THE TASK: Return every line of the data below that includes the string "applicable".

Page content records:
Start of Block
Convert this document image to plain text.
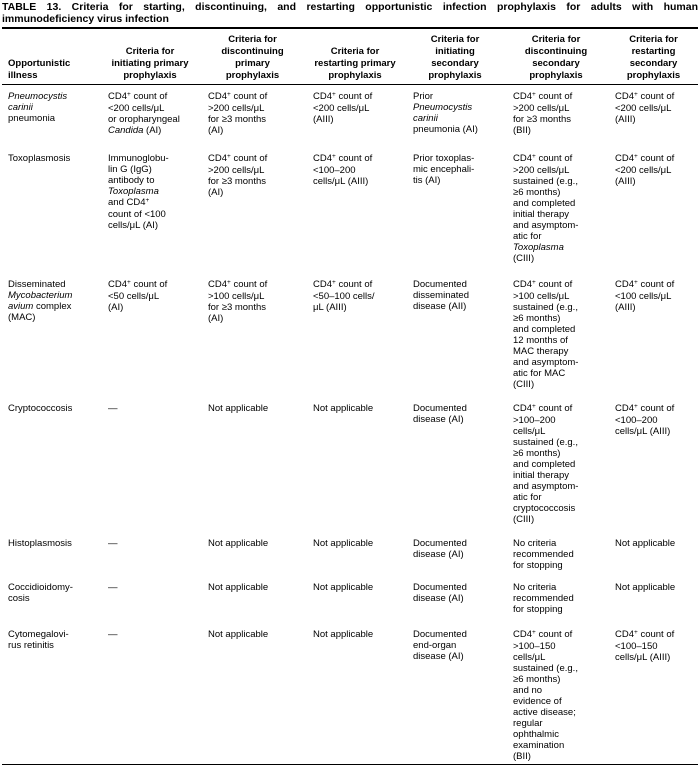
TABLE 13. Criteria for starting, discontinuing, and restarting opportunistic infection prophylaxis for adults with human
immunodeficiency virus infection
Opportunistic illness	Criteria for initiating primary prophylaxis	Criteria for discontinuing primary prophylaxis	Criteria for restarting primary prophylaxis	Criteria for initiating secondary prophylaxis	Criteria for discontinuing secondary prophylaxis	Criteria for restarting secondary prophylaxis
Pneumocystis
carinii
pneumonia	CD4+ count of
<200 cells/μL
or oropharyngeal
Candida (AI)	CD4+ count of
>200 cells/μL
for ≥3 months
(AI)	CD4+ count of
<200 cells/μL
(AIII)	Prior
Pneumocystis
carinii
pneumonia (AI)	CD4+ count of
>200 cells/μL
for ≥3 months
(BII)	CD4+ count of
<200 cells/μL
(AIII)
Toxoplasmosis	Immunoglobu-
lin G (IgG)
antibody to
Toxoplasma
and CD4+
count of <100
cells/μL (AI)	CD4+ count of
>200 cells/μL
for ≥3 months
(AI)	CD4+ count of
<100–200
cells/μL (AIII)	Prior toxoplas-
mic encephali-
tis (AI)	CD4+ count of
>200 cells/μL
sustained (e.g.,
≥6 months)
and completed
initial therapy
and asymptom-
atic for
Toxoplasma
(CIII)	CD4+ count of
<200 cells/μL
(AIII)
Disseminated
Mycobacterium
avium complex
(MAC)	CD4+ count of
<50 cells/μL
(AI)	CD4+ count of
>100 cells/μL
for ≥3 months
(AI)	CD4+ count of
<50–100 cells/
μL (AIII)	Documented
disseminated
disease (AII)	CD4+ count of
>100 cells/μL
sustained (e.g.,
≥6 months)
and completed
12 months of
MAC therapy
and asymptom-
atic for MAC
(CIII)	CD4+ count of
<100 cells/μL
(AIII)
Cryptococcosis	—	Not applicable	Not applicable	Documented
disease (AI)	CD4+ count of
>100–200
cells/μL
sustained (e.g.,
≥6 months)
and completed
initial therapy
and asymptom-
atic for
cryptococcosis
(CIII)	CD4+ count of
<100–200
cells/μL (AIII)
Histoplasmosis	—	Not applicable	Not applicable	Documented
disease (AI)	No criteria
recommended
for stopping	Not applicable
Coccidioidomy-
cosis	—	Not applicable	Not applicable	Documented
disease (AI)	No criteria
recommended
for stopping	Not applicable
Cytomegalovi-
rus retinitis	—	Not applicable	Not applicable	Documented
end-organ
disease (AI)	CD4+ count of
>100–150
cells/μL
sustained (e.g.,
≥6 months)
and no
evidence of
active disease;
regular
ophthalmic
examination
(BII)	CD4+ count of
<100–150
cells/μL (AIII)
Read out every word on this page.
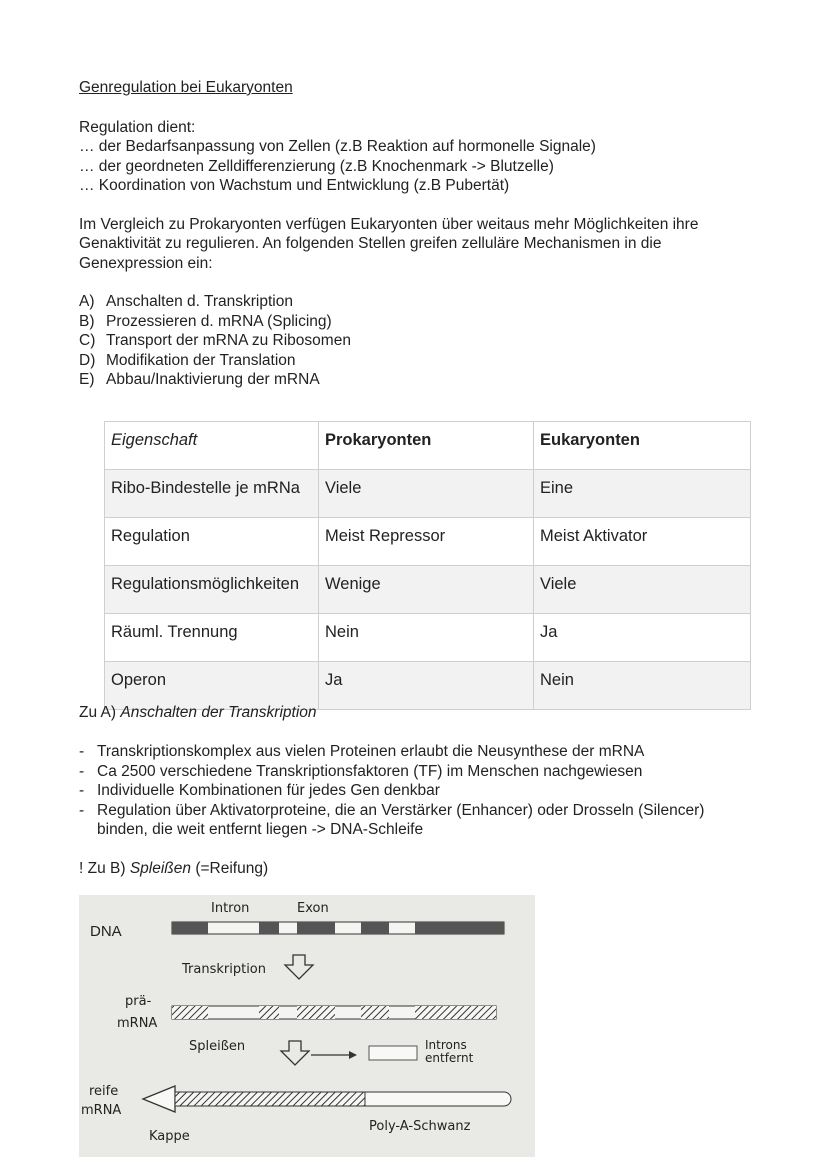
Genregulation bei Eukaryonten
Regulation dient:
… der Bedarfsanpassung von Zellen (z.B Reaktion auf hormonelle Signale)
… der geordneten Zelldifferenzierung (z.B Knochenmark -> Blutzelle)
… Koordination von Wachstum und Entwicklung (z.B Pubertät)
Im Vergleich zu Prokaryonten verfügen Eukaryonten über weitaus mehr Möglichkeiten ihre Genaktivität zu regulieren. An folgenden Stellen greifen zelluläre Mechanismen in die Genexpression ein:
A) Anschalten d. Transkription
B) Prozessieren d. mRNA (Splicing)
C) Transport der mRNA zu Ribosomen
D) Modifikation der Translation
E) Abbau/Inaktivierung der mRNA
Eigenschaft	Prokaryonten	Eukaryonten
Ribo-Bindestelle je mRNa	Viele	Eine
Regulation	Meist Repressor	Meist Aktivator
Regulationsmöglichkeiten	Wenige	Viele
Räuml. Trennung	Nein	Ja
Operon	Ja	Nein
Zu A) Anschalten der Transkription
- Transkriptionskomplex aus vielen Proteinen erlaubt die Neusynthese der mRNA
- Ca 2500 verschiedene Transkriptionsfaktoren (TF) im Menschen nachgewiesen
- Individuelle Kombinationen für jedes Gen denkbar
- Regulation über Aktivatorproteine, die an Verstärker (Enhancer) oder Drosseln (Silencer) binden, die weit entfernt liegen -> DNA-Schleife
! Zu B) Spleißen (=Reifung)
Intron	Exon
DNA
Transkription
prä-
mRNA
Spleißen	Introns
entfernt
reife
mRNA
Kappe
Poly-A-Schwanz
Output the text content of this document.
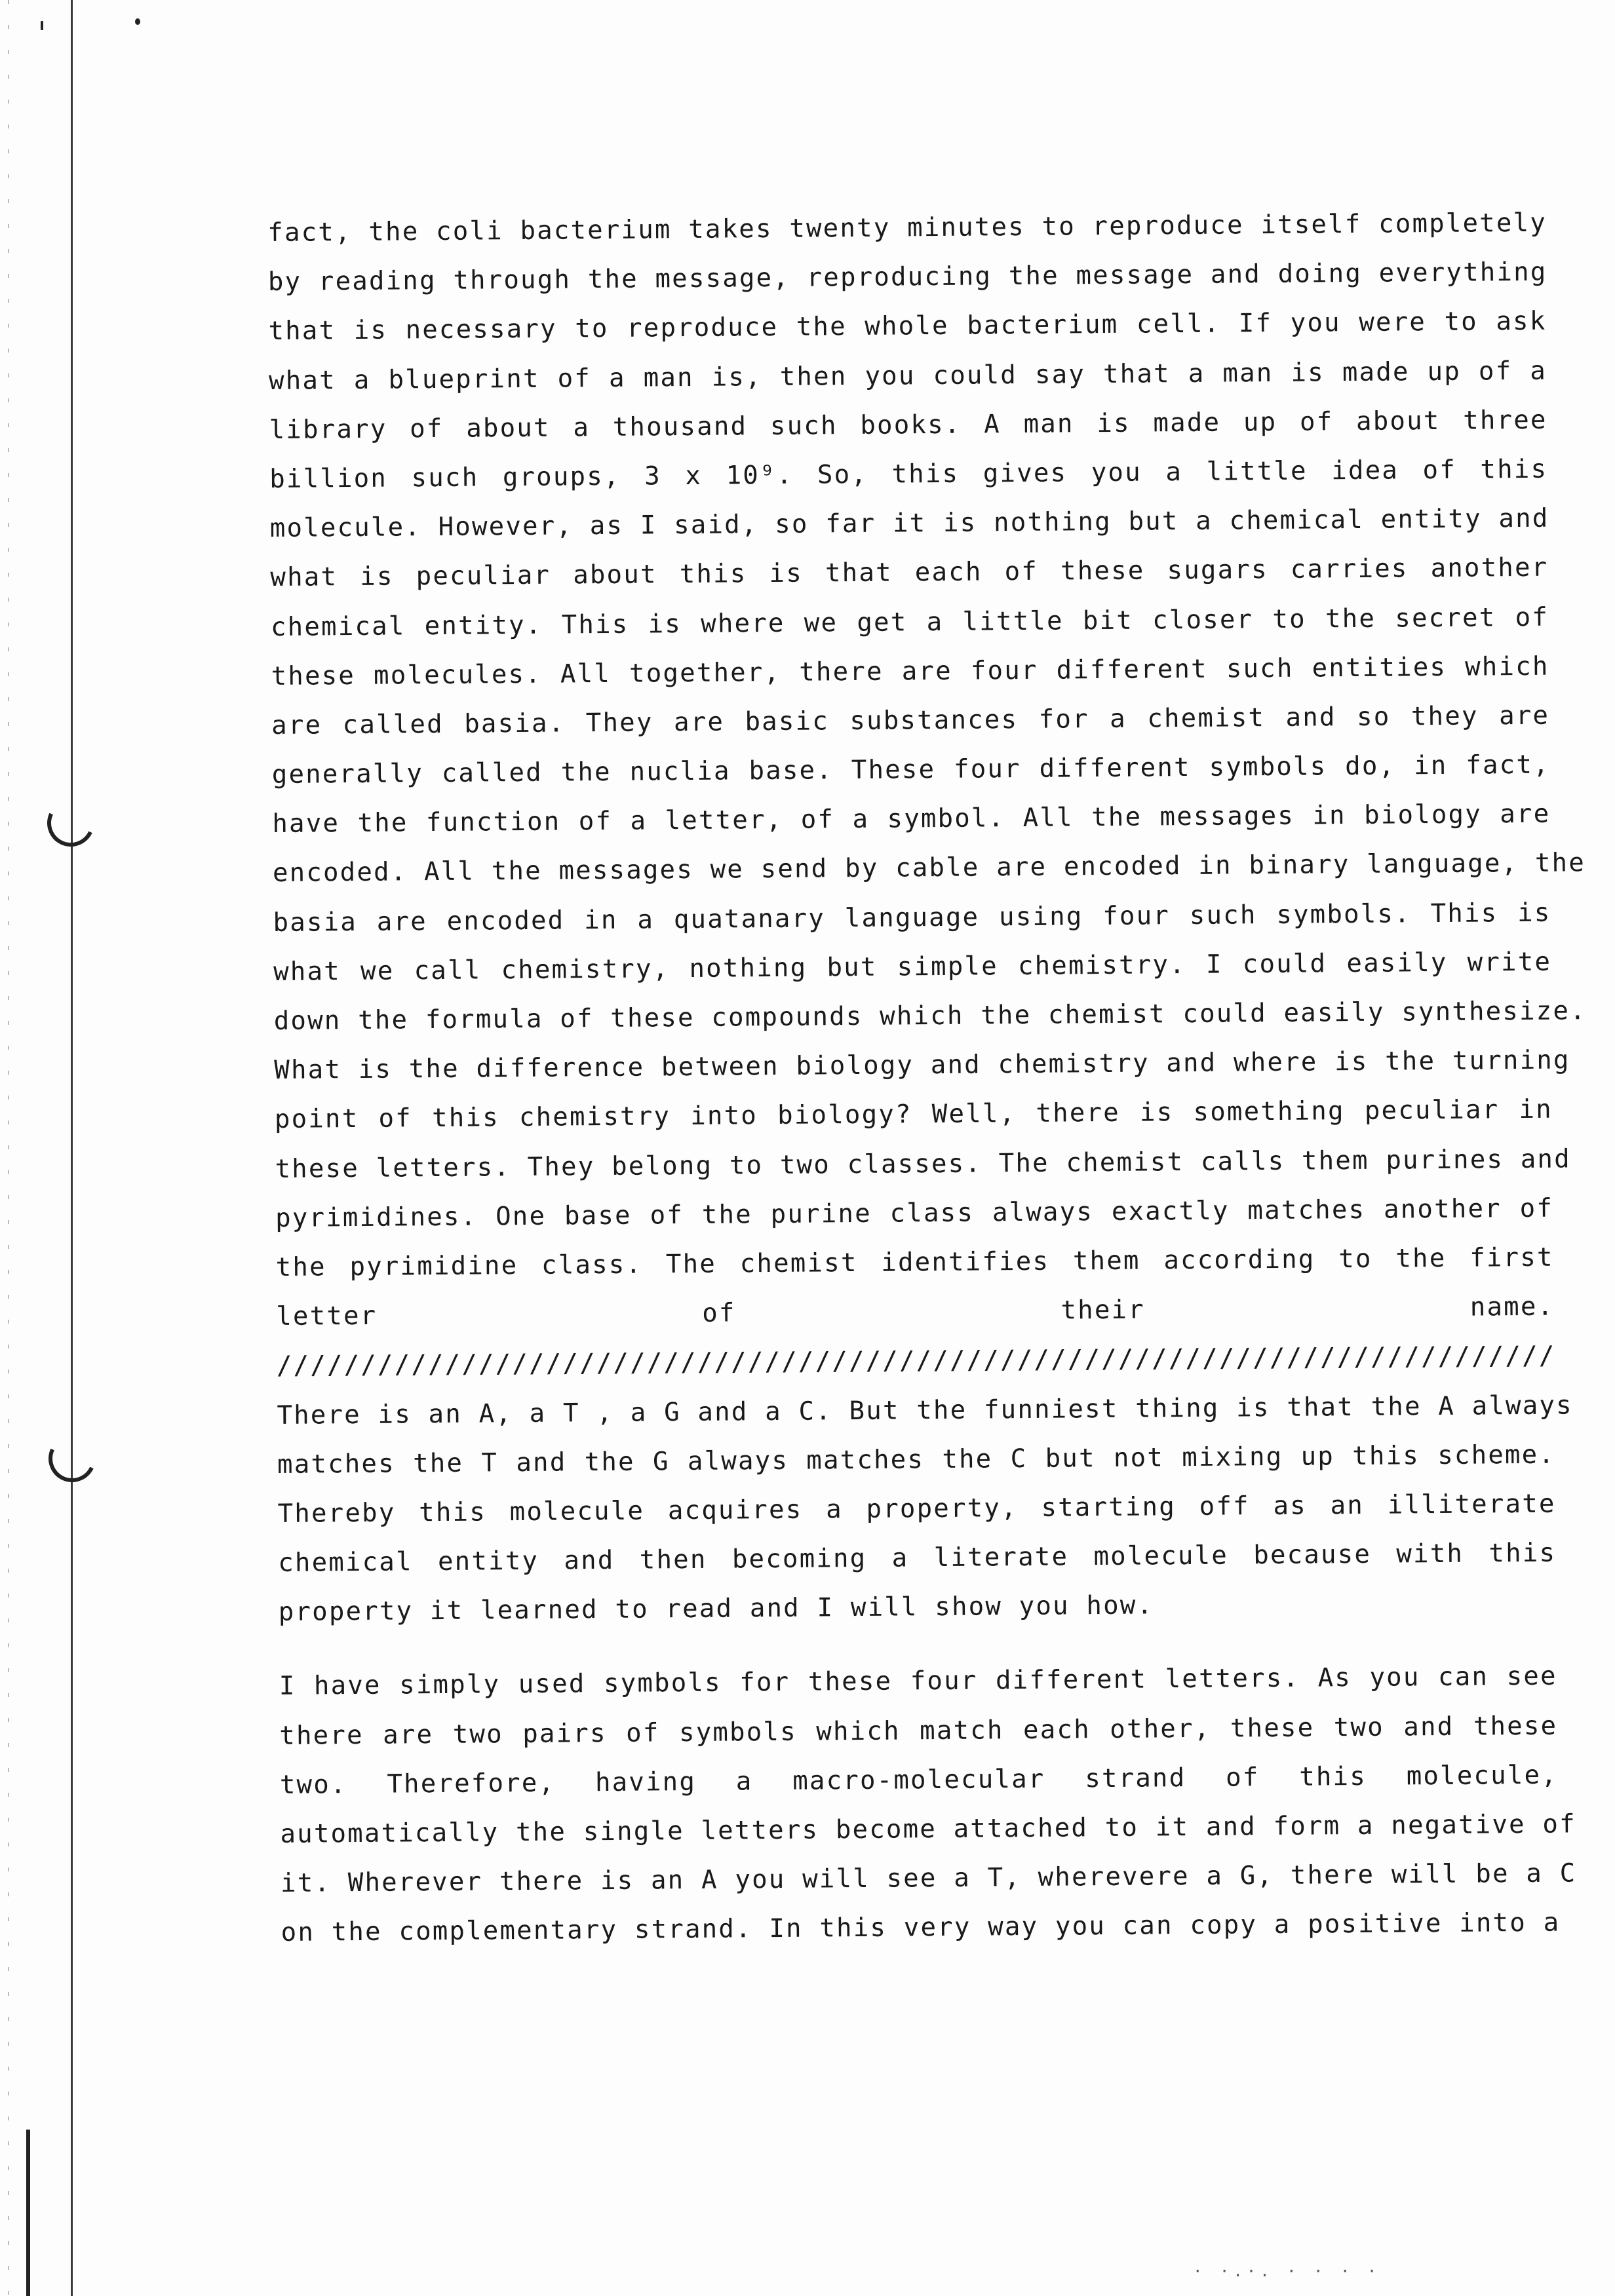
fact, the coli bacterium takes twenty minutes to reproduce itself completely
by reading through the message, reproducing the message and doing everything
that is necessary to reproduce the whole bacterium cell. If you were to ask
what a blueprint of a man is, then you could say that a man is made up of a
library of about a thousand such books. A man is made up of about three
billion such groups, 3 x 10⁹. So, this gives you a little idea of this
molecule. However, as I said, so far it is nothing but a chemical entity and
what is peculiar about this is that each of these sugars carries another
chemical entity. This is where we get a little bit closer to the secret of
these molecules. All together, there are four different such entities which
are called basia. They are basic substances for a chemist and so they are
generally called the nuclia base. These four different symbols do, in fact,
have the function of a letter, of a symbol. All the messages in biology are
encoded. All the messages we send by cable are encoded in binary language, the
basia are encoded in a quatanary language using four such symbols. This is
what we call chemistry, nothing but simple chemistry. I could easily write
down the formula of these compounds which the chemist could easily synthesize.
What is the difference between biology and chemistry and where is the turning
point of this chemistry into biology? Well, there is something peculiar in
these letters. They belong to two classes. The chemist calls them purines and
pyrimidines. One base of the purine class always exactly matches another of
the pyrimidine class. The chemist identifies them according to the first
letter of their name.
////////////////////////////////////////////////////////////////////////////
There is an A, a T , a G and a C. But the funniest thing is that the A always
matches the T and the G always matches the C but not mixing up this scheme.
Thereby this molecule acquires a property, starting off as an illiterate
chemical entity and then becoming a literate molecule because with this
property it learned to read and I will show you how.
I have simply used symbols for these four different letters. As you can see
there are two pairs of symbols which match each other, these two and these
two. Therefore, having a macro-molecular strand of this molecule,
automatically the single letters become attached to it and form a negative of
it. Wherever there is an A you will see a T, wherevere a G, there will be a C
on the complementary strand. In this very way you can copy a positive into a
· ·.·. · · · ·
End of Block
TASK RESULT:
Cryptococcosis	—	Not applicable	Not applicable	Documented
Histoplasmosis	—	Not applicable	Not applicable	Documented
for stopping	Not applicable
cosis	—	Not applicable	Not applicable	Documented
for stopping	Not applicable
rus retinitis	—	Not applicable	Not applicable	Documented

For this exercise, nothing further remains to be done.